■ Required action 1:
Restate the pool-week account from "My class had" up to and including "during pool week.", swapping "buses" for "vans".
■ Required action 2:
Using the pool-week account, answer these questions:
(a) At what time was wake-up each day?
(b) Which exercise was the staple of the calisthenics?
(c) For how long were students required to bob?

═══ Source extract

Whattaya’ Wanna’ Be….?!’: Pool week-The Discriminators

 

“You ever do crossovers or bobbing?” One of the men asked the Reserve Marine Recon man sitting across from him.  It was Sunday night in Key West Florida and we were finishing dinner and sipping a cold one.  

“Nope!” He said confidently.  We all just made silent eye contact around the table. He has no idea what is coming. No one says anything but we all know tomorrow is going to be a nightmare for him.   At the time pre-SCUBA was not a prerequisite for the Marines and SCUBA school was grossly underestimated by them.  

My class had just arrived from Ft. Bragg where we in-processed, cleared our physicals, took the mandatory PT test, and once we completed that we boarded a C-130 for Key West FL.  We were supposed to jump in but got weathered out.  We landed at Boca Chica NAS, boarded buses, and arrived at the CDQC school house Trumbo Pt of Key West.  We received our orientation, drew our equipment, and were explained what the next week plus would look like.  0430 wake up, PT at 0500 – 0600-ish, chow at 0700, the pool at 0800 to @ 1000, some classroom time, lunch, then surface swims in the open ocean and more classroom time. This is where the attrition happens, we lost all but one of the fourteen during pool week.   

It seemed that 0500 came earlier and earlier as each day passed.  Every day in the dark we’d form up, holler out our motto, do a right face and march out to the street and start jogging, we’d cross an inlet bridge and as we got to the other side the instructors would initiate warp speed – we’d sprint for two miles.  We were all fast but in formation, particularly at the back and in the middle there seemed to be no air. One of the mornings we did a 5:11 mile out while our instructor talked to us.  It was all I could do to keep up and not throw up.  We’d return and go through a 30-45 minute regiment of intense calisthenics, flutter kicks being the staple in that diet.  On your back, hands under your butt, legs extended straight, toes pointed, and you would alternatively kick each leg 60 to 90 degrees and back down to six inches off the ground.  It was a four-count exercise and we did thousands over the course of the next four weeks.  Then PT culminated in wind sprints between 30 and 75 yards depending on the instructor.  The last man did flutter kicks – don’t be the last man.  

There were two discriminators during pool week:  Crossovers and bobbing.  The standard for crossovers is survival.  I’ve never met a single person who said “I like crossovers, no problem there…”.   Bobbing you were required to do it for two minutes and no freaking out.  I don’t use those words lightly.  There were also “graded” areas you had to tie three knots underwater in the deep end in one breath:  a bowline, a round turn with an extra turn, and a square knot, and in the afternoon you had to pass surface swims of 500m, 1000m, 1500m, 2000m, and 3000m in buddy teams all based on time.  If the sea state was bad, meaning waves or a cross tide you could be in serious trouble.  

Nobody eats breakfast despite the fact that we are burning a huge amount of calories every day – no one wants to throw up in the pool.  Every day we get our equipment and move to the pool.  After unloading our tanks and equipment we get in the pool and get familiarized with our equipment, mask clearing, buddy breathing, fins on/off, emergency procedures, and various other instructional material.  On Monday our instructor tells my group to relax, nothing is going to happen until it’s magic time, we are amped up again because we know what’s coming.

══════
═══ Extracted entries

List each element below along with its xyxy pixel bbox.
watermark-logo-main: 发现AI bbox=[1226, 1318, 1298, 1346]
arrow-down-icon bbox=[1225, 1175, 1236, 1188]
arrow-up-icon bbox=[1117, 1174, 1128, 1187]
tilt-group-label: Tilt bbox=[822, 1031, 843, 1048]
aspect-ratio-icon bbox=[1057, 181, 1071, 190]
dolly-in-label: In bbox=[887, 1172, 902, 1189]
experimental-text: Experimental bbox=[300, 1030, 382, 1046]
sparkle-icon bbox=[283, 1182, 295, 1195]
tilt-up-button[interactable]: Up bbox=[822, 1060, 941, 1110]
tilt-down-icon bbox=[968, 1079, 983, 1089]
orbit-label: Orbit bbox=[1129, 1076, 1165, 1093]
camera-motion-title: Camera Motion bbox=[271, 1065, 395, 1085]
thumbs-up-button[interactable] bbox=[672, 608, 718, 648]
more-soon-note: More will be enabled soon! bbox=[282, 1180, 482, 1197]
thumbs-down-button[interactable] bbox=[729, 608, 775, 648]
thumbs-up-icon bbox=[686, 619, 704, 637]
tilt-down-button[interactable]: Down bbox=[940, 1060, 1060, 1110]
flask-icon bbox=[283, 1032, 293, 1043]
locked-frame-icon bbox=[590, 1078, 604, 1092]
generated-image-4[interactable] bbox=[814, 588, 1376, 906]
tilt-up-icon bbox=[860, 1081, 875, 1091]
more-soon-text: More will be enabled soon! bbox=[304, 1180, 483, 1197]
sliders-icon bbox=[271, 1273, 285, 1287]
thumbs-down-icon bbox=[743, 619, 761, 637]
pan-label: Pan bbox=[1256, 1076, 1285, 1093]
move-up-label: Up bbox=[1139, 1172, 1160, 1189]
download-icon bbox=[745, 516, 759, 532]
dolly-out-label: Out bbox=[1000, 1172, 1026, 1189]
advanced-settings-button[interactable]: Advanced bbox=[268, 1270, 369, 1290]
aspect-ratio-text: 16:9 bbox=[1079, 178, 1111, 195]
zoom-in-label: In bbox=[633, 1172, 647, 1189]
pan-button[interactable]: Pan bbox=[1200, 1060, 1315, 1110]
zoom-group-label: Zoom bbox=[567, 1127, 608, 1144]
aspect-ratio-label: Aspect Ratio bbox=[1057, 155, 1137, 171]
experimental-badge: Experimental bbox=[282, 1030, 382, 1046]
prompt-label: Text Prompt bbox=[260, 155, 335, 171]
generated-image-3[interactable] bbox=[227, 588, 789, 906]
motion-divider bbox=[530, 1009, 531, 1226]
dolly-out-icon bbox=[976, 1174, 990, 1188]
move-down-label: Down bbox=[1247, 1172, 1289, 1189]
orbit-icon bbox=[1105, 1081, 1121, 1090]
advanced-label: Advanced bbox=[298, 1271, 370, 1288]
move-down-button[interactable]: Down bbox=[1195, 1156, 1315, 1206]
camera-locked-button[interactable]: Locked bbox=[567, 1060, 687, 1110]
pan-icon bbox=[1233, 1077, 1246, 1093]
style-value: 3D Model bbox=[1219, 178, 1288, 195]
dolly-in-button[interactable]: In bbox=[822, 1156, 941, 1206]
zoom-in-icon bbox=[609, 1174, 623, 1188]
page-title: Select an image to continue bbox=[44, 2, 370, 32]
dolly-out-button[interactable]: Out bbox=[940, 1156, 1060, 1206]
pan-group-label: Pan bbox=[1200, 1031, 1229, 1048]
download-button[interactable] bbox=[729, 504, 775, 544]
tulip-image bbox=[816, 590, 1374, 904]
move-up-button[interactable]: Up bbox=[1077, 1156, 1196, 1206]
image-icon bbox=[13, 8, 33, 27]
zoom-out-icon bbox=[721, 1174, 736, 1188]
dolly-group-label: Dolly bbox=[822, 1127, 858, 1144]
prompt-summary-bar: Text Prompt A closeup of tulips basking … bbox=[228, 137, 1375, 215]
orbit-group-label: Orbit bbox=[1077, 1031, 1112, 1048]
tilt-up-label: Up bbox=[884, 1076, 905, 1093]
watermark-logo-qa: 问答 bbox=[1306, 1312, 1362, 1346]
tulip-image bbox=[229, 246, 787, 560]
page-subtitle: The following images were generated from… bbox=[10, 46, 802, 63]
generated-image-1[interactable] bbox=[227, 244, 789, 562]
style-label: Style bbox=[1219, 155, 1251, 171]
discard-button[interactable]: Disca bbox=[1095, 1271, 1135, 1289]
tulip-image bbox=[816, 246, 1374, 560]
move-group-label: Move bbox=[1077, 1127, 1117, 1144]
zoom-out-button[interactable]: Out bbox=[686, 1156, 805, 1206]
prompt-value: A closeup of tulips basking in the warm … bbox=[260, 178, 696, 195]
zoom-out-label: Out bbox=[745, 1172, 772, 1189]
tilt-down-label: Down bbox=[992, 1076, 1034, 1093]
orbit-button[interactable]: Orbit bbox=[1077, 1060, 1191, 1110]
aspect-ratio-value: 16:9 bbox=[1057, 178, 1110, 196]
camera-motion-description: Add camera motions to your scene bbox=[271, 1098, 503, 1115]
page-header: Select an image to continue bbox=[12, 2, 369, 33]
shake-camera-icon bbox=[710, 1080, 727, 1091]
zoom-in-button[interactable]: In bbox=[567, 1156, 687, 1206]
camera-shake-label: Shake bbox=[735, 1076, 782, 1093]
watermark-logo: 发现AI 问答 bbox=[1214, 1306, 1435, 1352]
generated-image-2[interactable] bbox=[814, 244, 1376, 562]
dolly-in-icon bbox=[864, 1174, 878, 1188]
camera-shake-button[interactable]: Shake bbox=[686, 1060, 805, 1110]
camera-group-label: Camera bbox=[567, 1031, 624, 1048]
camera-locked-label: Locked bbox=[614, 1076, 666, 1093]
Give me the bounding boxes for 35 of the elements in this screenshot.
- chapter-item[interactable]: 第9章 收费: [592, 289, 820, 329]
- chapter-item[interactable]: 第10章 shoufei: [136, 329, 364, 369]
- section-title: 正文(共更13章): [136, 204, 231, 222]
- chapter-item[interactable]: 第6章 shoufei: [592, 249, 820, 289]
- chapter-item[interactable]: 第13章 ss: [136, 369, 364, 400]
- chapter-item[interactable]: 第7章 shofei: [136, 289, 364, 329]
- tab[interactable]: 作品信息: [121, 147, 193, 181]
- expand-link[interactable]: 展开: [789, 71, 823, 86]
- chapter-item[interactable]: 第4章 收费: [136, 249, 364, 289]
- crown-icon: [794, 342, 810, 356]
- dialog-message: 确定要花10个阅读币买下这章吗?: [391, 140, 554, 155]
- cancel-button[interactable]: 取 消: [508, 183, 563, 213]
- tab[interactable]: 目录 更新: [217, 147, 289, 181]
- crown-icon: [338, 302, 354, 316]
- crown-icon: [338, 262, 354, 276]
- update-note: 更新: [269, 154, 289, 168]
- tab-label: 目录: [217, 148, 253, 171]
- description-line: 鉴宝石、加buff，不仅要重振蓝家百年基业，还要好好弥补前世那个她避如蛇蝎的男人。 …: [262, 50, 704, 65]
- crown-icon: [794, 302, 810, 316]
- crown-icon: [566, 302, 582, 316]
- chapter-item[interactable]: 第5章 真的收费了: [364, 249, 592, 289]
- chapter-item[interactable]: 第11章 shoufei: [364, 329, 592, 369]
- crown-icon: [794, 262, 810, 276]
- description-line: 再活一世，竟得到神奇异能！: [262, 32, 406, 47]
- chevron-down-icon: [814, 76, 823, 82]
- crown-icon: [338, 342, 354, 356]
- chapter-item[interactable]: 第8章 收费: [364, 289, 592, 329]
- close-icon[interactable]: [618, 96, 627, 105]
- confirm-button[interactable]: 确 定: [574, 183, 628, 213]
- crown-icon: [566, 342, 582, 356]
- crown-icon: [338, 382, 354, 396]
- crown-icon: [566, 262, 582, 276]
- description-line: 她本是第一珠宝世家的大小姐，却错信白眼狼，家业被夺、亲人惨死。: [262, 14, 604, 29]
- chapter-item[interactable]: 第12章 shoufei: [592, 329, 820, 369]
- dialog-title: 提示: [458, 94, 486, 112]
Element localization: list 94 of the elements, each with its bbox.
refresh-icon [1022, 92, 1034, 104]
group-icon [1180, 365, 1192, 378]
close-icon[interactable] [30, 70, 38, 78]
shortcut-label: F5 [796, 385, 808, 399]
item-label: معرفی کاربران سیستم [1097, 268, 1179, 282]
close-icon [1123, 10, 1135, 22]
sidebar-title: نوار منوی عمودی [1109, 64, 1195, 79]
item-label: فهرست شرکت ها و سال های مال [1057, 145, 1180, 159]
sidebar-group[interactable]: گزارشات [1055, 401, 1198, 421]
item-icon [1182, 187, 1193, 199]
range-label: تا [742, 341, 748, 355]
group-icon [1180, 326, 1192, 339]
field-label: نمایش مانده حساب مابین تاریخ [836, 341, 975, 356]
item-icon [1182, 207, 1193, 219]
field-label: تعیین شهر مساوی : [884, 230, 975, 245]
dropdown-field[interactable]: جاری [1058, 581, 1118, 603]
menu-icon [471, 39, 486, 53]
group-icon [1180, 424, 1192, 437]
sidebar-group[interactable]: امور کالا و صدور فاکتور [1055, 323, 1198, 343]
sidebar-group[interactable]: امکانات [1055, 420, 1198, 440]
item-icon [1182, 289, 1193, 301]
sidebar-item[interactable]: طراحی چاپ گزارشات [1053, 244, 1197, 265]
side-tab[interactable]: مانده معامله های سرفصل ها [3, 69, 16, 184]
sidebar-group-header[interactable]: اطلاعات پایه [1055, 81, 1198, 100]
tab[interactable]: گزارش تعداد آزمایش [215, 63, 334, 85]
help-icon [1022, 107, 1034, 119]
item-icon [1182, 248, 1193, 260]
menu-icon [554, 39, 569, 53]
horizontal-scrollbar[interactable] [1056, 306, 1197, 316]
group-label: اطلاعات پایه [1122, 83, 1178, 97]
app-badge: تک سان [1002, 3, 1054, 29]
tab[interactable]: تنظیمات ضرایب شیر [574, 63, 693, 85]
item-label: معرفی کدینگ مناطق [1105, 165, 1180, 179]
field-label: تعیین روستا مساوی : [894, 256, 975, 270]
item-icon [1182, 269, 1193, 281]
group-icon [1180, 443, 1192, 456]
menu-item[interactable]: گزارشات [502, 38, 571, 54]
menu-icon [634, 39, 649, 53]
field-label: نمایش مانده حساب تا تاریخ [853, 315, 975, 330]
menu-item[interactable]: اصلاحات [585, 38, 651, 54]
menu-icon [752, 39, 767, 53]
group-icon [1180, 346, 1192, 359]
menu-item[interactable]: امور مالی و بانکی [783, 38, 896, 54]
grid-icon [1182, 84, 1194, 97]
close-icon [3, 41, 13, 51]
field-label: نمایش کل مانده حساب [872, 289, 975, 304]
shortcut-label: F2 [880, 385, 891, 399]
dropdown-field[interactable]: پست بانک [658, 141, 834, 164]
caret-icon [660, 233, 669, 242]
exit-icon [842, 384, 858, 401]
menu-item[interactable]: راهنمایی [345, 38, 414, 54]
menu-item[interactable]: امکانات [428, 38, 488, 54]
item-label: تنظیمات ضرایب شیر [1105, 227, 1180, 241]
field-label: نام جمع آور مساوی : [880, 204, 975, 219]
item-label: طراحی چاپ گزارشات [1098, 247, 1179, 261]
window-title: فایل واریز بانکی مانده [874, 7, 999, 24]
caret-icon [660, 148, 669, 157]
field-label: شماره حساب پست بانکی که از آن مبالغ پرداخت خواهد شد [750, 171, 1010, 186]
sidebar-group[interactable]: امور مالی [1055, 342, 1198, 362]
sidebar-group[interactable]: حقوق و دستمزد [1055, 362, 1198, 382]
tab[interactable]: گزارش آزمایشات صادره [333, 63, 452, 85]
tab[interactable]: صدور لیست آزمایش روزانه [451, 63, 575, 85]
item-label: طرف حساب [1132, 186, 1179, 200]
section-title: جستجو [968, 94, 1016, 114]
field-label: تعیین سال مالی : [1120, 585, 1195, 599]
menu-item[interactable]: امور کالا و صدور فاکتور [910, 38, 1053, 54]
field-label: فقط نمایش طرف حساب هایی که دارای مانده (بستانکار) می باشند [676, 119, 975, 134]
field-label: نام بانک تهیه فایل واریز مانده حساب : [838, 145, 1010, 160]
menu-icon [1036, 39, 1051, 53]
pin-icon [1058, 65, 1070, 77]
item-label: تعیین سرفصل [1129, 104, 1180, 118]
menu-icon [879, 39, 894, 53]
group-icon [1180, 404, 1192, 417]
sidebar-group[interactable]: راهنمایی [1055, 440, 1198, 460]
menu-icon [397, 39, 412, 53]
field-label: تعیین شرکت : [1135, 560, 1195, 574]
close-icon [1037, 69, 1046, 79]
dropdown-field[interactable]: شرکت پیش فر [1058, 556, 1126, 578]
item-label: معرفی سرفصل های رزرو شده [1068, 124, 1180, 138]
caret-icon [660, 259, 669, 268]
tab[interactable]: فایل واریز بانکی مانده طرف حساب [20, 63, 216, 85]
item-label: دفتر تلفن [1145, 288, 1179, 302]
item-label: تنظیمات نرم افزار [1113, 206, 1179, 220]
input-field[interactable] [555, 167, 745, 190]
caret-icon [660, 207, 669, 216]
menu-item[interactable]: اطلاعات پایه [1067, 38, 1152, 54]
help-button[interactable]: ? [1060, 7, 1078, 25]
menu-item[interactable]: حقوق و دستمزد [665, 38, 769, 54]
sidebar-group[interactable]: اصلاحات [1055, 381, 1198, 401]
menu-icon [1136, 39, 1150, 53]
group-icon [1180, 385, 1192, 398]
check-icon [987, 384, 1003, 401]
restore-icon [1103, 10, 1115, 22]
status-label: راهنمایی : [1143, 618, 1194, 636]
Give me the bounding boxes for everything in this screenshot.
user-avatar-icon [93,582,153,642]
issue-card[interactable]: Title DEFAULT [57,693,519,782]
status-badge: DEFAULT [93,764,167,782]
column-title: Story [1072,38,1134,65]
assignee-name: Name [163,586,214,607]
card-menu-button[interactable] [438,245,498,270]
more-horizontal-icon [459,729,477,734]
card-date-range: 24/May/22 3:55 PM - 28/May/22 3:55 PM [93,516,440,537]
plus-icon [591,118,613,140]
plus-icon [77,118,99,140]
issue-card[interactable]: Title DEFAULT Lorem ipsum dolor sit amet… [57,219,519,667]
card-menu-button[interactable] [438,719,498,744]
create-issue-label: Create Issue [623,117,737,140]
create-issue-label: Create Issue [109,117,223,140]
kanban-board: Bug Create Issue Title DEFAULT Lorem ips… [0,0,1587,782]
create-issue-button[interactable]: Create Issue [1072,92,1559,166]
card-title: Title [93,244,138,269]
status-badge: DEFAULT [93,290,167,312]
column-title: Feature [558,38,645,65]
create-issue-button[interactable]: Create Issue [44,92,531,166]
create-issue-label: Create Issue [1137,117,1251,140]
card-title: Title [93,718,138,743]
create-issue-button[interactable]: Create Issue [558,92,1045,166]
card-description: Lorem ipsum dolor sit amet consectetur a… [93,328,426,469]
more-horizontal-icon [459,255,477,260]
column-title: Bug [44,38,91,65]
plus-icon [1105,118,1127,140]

══════

■ Task output 1:
My class had just arrived from Ft. Bragg where we in-processed, cleared our physicals, took the mandatory PT test, and once we completed that we boarded a C-130 for Key West FL.  We were supposed to jump in but got weathered out.  We landed at Boca Chica NAS, boarded vans, and arrived at the CDQC school house Trumbo Pt of Key West.  We received our orientation, drew our equipment, and were explained what the next week plus would look like.  0430 wake up, PT at 0500 – 0600-ish, chow at 0700, the pool at 0800 to @ 1000, some classroom time, lunch, then surface swims in the open ocean and more classroom time. This is where the attrition happens, we lost all but one of the fourteen during pool week.

■ Task output 2:
(a) 0430
(b) Flutter kicks
(c) Two minutes